** begin **

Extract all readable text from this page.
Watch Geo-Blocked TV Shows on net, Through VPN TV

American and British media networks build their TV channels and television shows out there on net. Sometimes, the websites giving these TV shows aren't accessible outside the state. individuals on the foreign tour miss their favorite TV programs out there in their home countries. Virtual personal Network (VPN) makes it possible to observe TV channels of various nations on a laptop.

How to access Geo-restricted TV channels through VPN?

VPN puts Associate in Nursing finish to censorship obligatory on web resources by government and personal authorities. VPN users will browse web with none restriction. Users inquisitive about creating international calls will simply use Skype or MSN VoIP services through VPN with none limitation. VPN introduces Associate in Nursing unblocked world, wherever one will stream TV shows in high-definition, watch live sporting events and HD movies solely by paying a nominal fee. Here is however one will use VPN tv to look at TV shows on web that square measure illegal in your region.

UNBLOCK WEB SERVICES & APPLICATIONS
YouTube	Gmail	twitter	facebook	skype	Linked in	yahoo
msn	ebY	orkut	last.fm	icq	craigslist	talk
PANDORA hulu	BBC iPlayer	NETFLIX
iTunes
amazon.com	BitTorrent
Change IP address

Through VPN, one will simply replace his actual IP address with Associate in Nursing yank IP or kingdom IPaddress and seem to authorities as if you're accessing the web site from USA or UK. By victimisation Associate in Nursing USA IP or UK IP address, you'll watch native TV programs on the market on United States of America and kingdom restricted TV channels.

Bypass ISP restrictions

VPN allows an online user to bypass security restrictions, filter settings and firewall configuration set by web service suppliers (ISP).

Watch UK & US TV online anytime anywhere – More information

** end **

- [Exercise requirements]: Take the records above and return them exactly as written.

- [Solution]:
Extract all readable text from this page.
Watch Geo-Blocked TV Shows on net, Through VPN TV

American and British media networks build their TV channels and television shows out there on net. Sometimes, the websites giving these TV shows aren't accessible outside the state. individuals on the foreign tour miss their favorite TV programs out there in their home countries. Virtual personal Network (VPN) makes it possible to observe TV channels of various nations on a laptop.

How to access Geo-restricted TV channels through VPN?

VPN puts Associate in Nursing finish to censorship obligatory on web resources by government and personal authorities. VPN users will browse web with none restriction. Users inquisitive about creating international calls will simply use Skype or MSN VoIP services through VPN with none limitation. VPN introduces Associate in Nursing unblocked world, wherever one will stream TV shows in high-definition, watch live sporting events and HD movies solely by paying a nominal fee. Here is however one will use VPN tv to look at TV shows on web that square measure illegal in your region.

UNBLOCK WEB SERVICES & APPLICATIONS
YouTube	Gmail	twitter	facebook	skype	Linked in	yahoo
msn	ebY	orkut	last.fm	icq	craigslist	talk
PANDORA hulu	BBC iPlayer	NETFLIX
iTunes
amazon.com	BitTorrent
Change IP address

Through VPN, one will simply replace his actual IP address with Associate in Nursing yank IP or kingdom IPaddress and seem to authorities as if you're accessing the web site from USA or UK. By victimisation Associate in Nursing USA IP or UK IP address, you'll watch native TV programs on the market on United States of America and kingdom restricted TV channels.

Bypass ISP restrictions

VPN allows an online user to bypass security restrictions, filter settings and firewall configuration set by web service suppliers (ISP).

Watch UK & US TV online anytime anywhere – More information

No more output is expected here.